◆ PROVIDED DATA:
- - - -
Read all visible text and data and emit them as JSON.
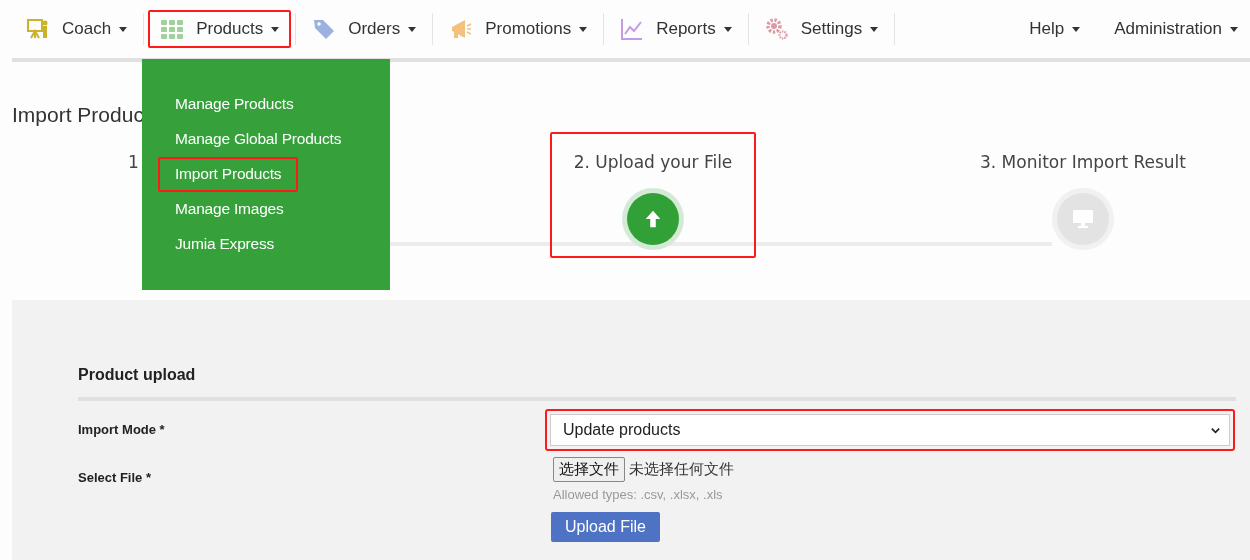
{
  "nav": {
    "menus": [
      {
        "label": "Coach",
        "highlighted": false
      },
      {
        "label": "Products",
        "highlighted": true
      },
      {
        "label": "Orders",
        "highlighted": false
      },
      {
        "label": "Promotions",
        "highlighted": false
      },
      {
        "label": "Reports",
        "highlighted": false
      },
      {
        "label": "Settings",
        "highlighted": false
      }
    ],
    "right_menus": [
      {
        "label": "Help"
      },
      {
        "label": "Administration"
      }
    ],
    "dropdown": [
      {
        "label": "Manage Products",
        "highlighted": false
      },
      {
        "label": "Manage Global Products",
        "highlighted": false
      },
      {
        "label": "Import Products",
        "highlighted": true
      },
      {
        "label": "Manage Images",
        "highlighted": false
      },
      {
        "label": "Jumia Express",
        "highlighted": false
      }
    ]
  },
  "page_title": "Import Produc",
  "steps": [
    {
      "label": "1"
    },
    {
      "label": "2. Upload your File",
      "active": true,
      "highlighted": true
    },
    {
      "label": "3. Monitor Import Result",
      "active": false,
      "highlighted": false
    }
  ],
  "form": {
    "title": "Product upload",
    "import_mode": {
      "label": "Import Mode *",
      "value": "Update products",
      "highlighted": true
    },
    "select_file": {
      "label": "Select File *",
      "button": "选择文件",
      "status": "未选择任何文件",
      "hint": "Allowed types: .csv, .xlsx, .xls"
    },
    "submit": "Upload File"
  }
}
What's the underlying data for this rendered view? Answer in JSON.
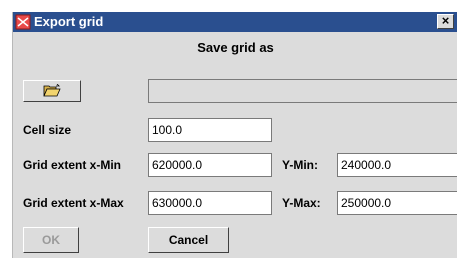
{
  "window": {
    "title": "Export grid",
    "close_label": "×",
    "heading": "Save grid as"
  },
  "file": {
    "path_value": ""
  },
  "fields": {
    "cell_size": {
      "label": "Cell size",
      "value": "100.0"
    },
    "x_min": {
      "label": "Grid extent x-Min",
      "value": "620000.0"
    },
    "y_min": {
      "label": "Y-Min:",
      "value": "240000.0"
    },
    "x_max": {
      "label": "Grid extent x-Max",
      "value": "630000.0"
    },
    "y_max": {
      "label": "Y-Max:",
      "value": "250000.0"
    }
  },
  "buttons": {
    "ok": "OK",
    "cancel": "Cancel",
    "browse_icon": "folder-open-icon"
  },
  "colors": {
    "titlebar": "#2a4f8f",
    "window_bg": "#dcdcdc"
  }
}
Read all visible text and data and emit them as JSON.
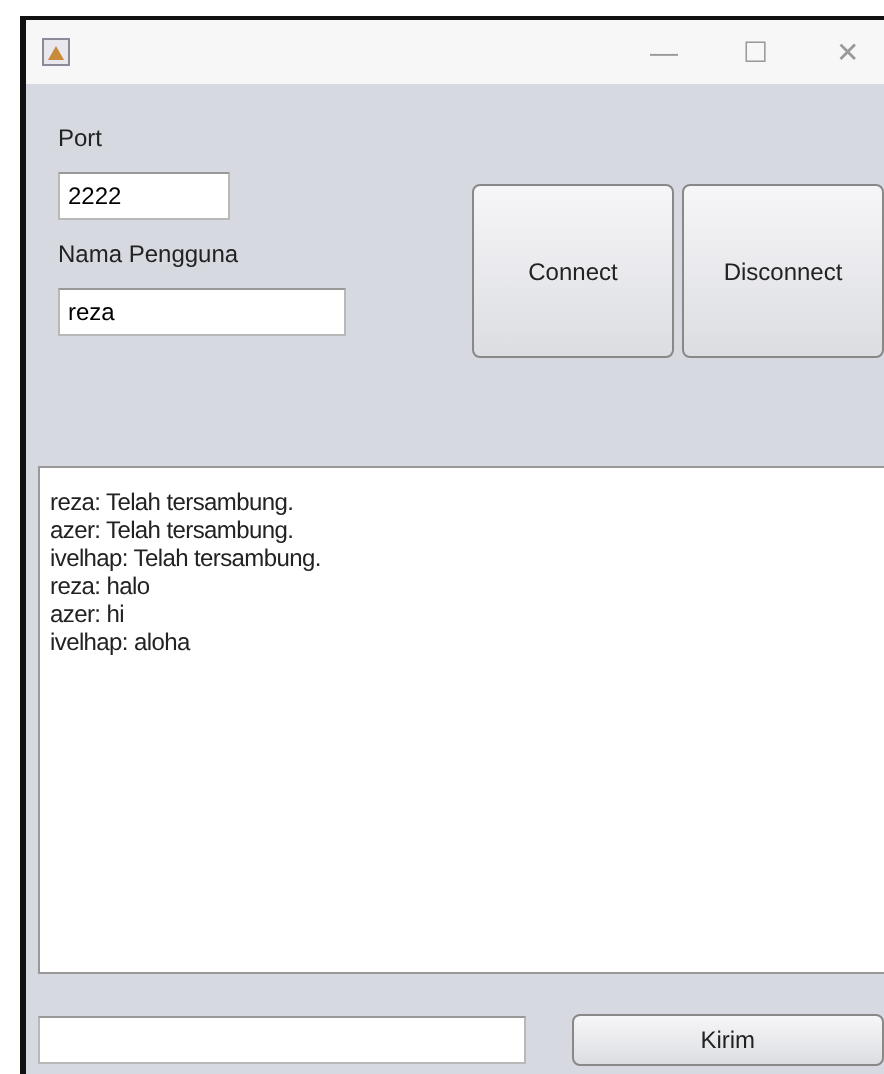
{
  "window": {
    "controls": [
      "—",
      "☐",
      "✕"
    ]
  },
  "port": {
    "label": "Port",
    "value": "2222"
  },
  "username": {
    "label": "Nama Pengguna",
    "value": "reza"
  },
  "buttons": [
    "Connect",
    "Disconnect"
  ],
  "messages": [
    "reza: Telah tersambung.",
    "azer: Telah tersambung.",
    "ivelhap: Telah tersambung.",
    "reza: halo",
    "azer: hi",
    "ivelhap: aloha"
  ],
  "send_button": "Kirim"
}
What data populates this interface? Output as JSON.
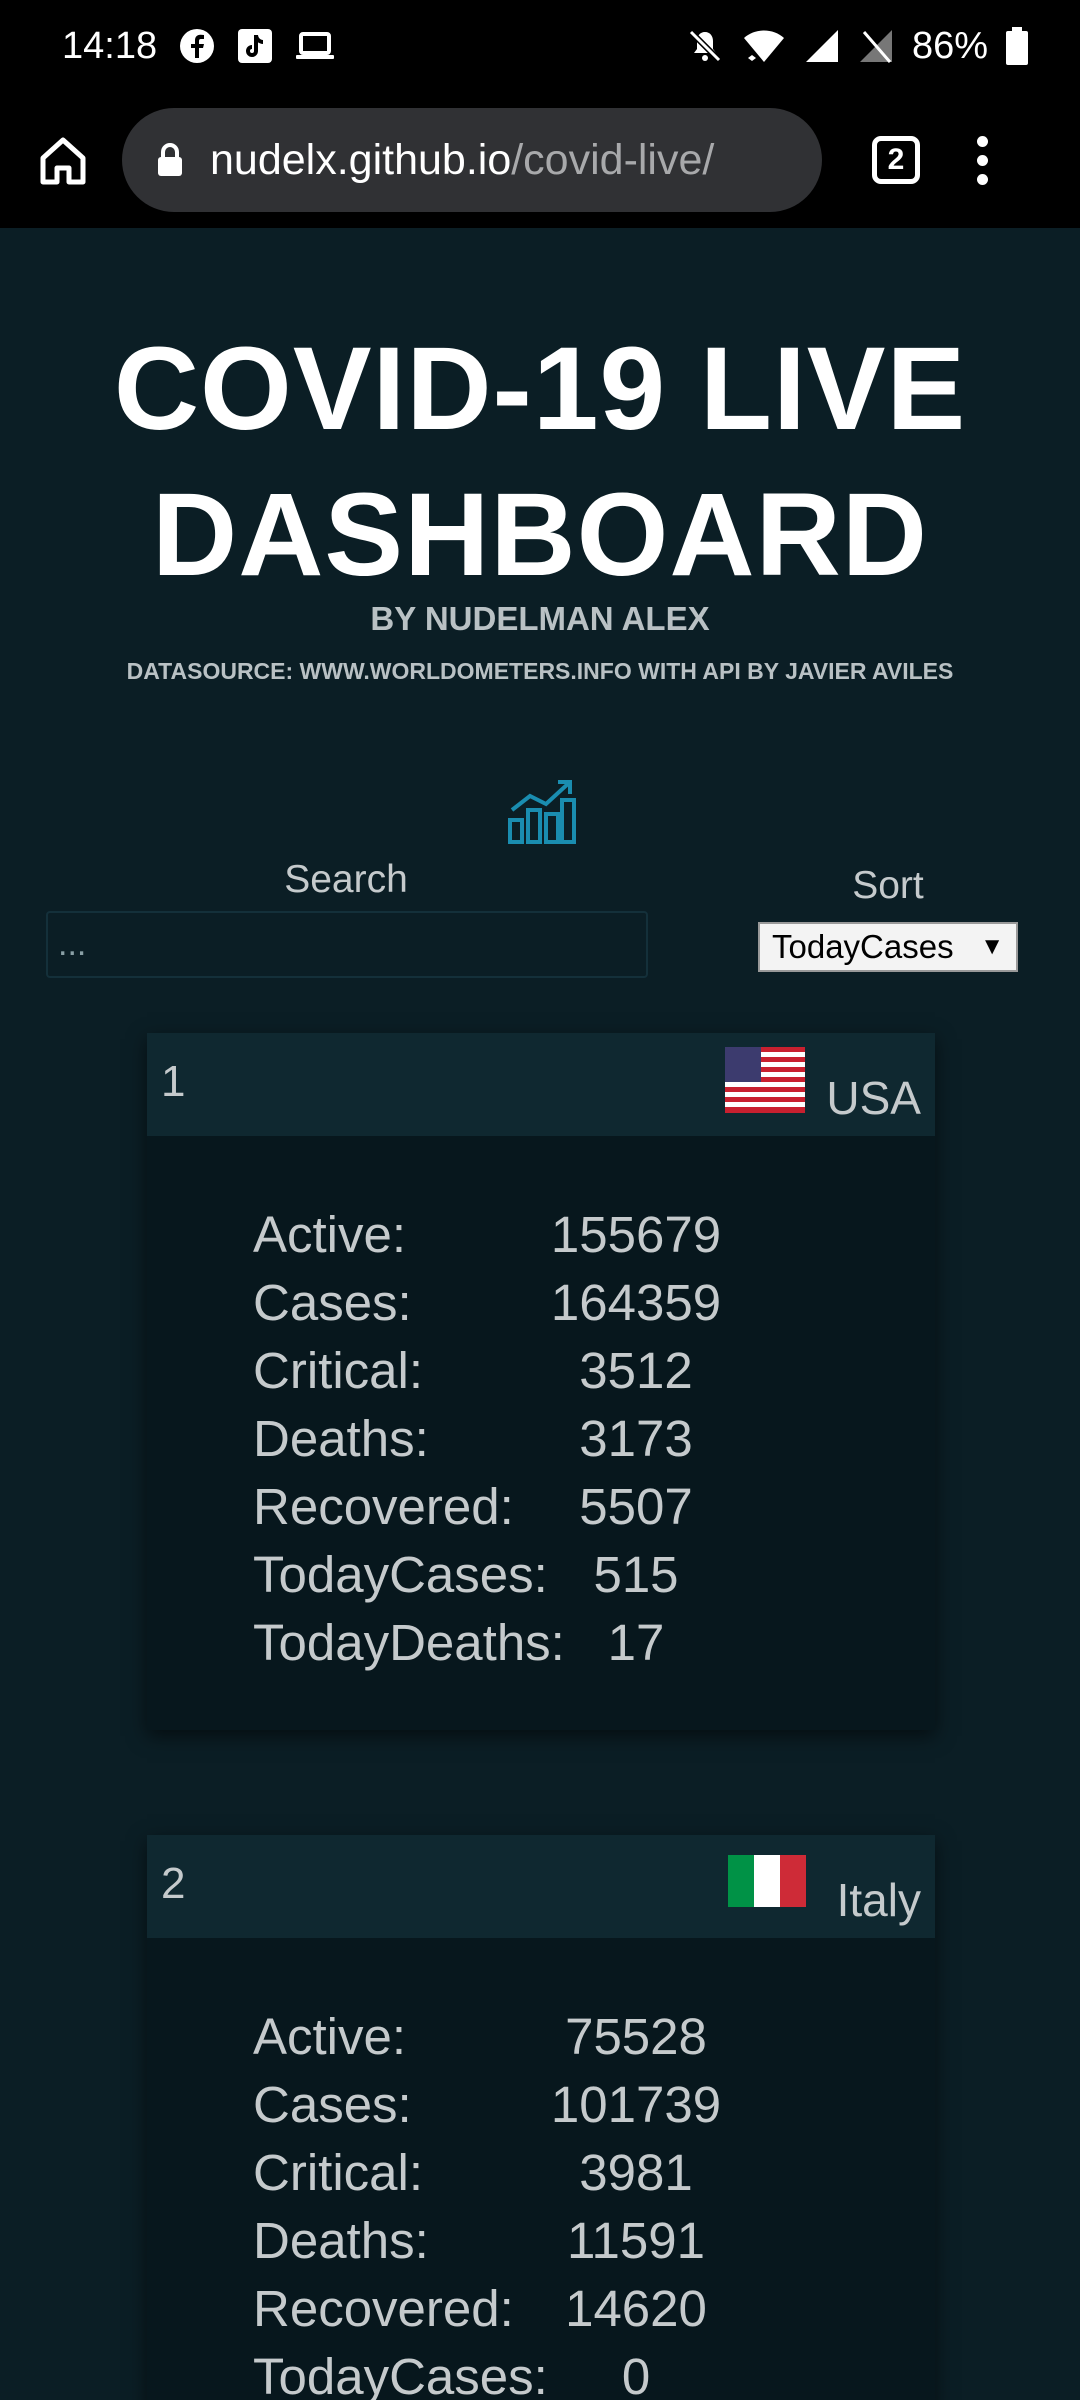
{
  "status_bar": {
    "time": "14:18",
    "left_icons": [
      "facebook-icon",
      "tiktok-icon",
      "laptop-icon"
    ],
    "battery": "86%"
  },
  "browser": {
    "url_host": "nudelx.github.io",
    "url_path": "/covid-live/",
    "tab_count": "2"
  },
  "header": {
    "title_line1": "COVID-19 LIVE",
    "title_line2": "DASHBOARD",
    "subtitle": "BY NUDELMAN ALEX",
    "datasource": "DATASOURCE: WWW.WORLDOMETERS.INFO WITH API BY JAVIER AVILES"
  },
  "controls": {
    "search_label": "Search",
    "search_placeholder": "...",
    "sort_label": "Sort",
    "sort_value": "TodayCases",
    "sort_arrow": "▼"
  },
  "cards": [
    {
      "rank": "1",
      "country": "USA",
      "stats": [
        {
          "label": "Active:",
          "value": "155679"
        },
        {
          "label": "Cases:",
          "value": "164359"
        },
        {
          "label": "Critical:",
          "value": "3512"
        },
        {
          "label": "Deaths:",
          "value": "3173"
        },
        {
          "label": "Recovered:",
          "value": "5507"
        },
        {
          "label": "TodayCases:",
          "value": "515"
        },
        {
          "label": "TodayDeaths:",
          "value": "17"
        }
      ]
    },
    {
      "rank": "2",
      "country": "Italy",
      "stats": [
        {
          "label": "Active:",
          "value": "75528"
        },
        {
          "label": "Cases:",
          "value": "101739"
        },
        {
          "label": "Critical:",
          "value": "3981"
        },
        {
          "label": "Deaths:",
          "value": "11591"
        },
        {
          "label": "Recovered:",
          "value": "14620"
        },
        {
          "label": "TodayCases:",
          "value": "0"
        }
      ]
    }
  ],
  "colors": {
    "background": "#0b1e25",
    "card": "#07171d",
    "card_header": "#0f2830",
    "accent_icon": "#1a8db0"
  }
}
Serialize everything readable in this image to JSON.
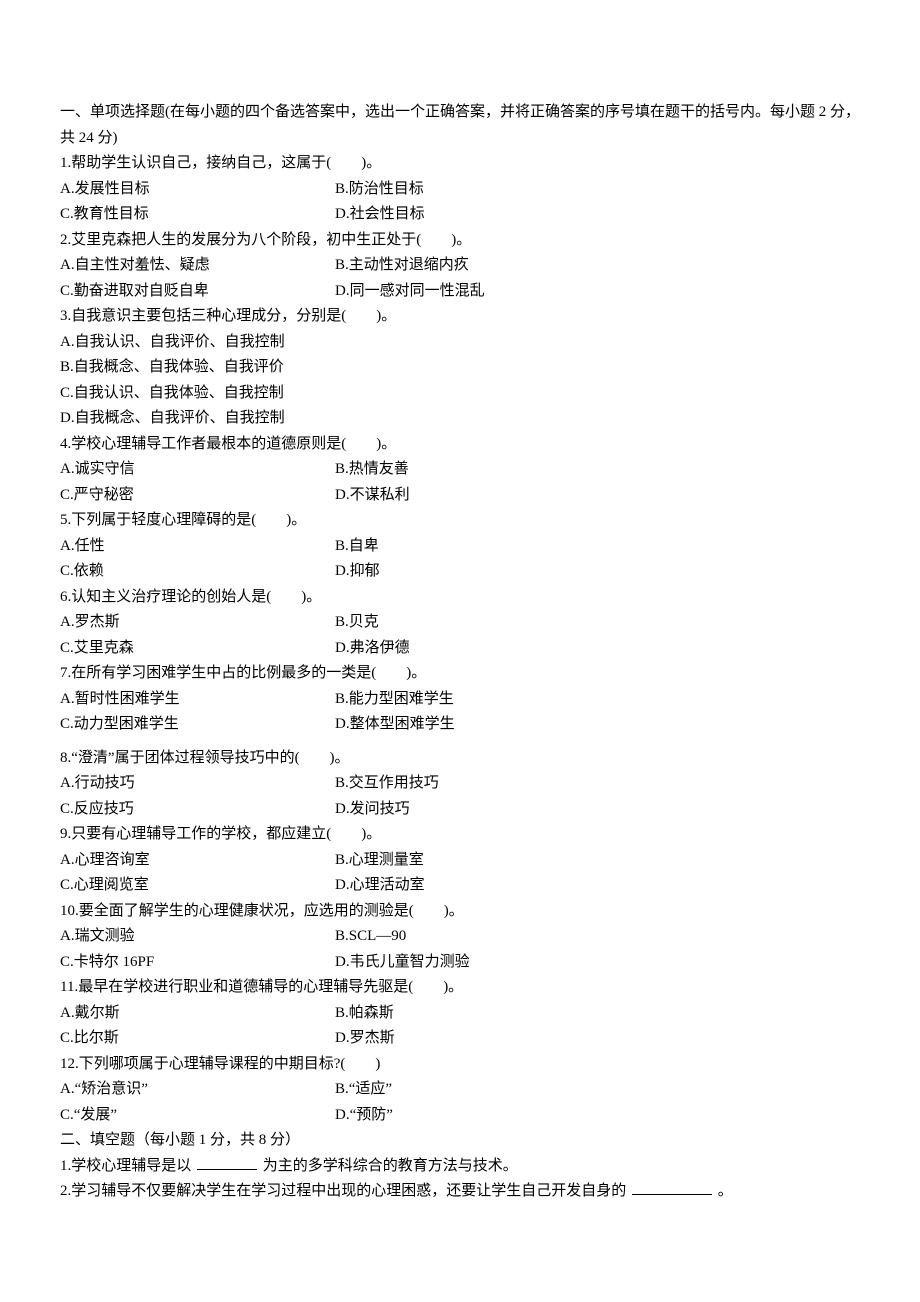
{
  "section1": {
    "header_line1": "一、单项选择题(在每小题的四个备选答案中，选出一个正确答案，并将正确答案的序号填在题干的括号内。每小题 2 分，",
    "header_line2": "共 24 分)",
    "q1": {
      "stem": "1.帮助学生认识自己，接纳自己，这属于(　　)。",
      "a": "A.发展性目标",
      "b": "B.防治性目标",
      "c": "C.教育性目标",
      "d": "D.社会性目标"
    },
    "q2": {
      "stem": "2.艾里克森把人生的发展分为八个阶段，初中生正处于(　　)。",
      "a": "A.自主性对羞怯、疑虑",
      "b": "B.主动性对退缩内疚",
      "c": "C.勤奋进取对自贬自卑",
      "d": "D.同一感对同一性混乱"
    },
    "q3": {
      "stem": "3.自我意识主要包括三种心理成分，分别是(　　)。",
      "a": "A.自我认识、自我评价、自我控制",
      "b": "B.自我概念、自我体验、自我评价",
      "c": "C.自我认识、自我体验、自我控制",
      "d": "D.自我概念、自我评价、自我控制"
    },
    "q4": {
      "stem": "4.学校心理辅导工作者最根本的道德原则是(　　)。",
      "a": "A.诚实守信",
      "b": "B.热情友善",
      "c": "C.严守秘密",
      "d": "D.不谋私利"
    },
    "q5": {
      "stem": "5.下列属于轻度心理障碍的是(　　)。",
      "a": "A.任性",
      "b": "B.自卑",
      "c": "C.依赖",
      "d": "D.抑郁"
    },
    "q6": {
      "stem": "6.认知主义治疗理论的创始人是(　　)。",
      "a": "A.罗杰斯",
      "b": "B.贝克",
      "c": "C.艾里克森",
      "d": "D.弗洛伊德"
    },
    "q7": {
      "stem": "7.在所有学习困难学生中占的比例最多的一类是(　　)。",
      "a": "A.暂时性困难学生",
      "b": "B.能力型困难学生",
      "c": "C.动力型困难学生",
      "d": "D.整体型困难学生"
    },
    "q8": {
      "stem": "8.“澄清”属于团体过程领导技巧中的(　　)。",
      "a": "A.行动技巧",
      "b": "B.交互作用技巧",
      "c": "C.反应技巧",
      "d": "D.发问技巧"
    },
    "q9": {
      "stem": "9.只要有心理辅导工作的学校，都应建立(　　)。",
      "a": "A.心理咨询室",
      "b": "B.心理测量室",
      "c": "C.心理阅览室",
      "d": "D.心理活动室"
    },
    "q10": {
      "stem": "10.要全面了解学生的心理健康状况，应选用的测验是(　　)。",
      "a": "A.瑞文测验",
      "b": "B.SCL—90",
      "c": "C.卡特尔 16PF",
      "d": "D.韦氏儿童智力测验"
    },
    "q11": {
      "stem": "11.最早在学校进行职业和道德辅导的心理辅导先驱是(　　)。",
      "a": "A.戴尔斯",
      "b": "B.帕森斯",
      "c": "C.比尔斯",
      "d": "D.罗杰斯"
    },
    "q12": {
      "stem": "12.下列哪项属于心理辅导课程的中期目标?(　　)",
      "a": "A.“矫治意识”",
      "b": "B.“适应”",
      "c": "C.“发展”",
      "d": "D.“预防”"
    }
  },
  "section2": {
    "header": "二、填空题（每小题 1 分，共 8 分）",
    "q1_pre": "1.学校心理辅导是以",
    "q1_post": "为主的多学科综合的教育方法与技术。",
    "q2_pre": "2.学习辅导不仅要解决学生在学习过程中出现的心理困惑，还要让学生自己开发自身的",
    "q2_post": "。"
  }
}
- - - -
◆ INSTRUCTIONS FOR THE TASK:
Copy every line of the listing containing the string "JSON".

◆ TASK OUTPUT:
Read all visible text and data and emit them as JSON.
What's the underlying data for this rendered view? Answer in JSON.
Read all visible text and data and emit them as JSON.
What data populates this interface? Output as JSON.
Serialize everything readable in this image to JSON.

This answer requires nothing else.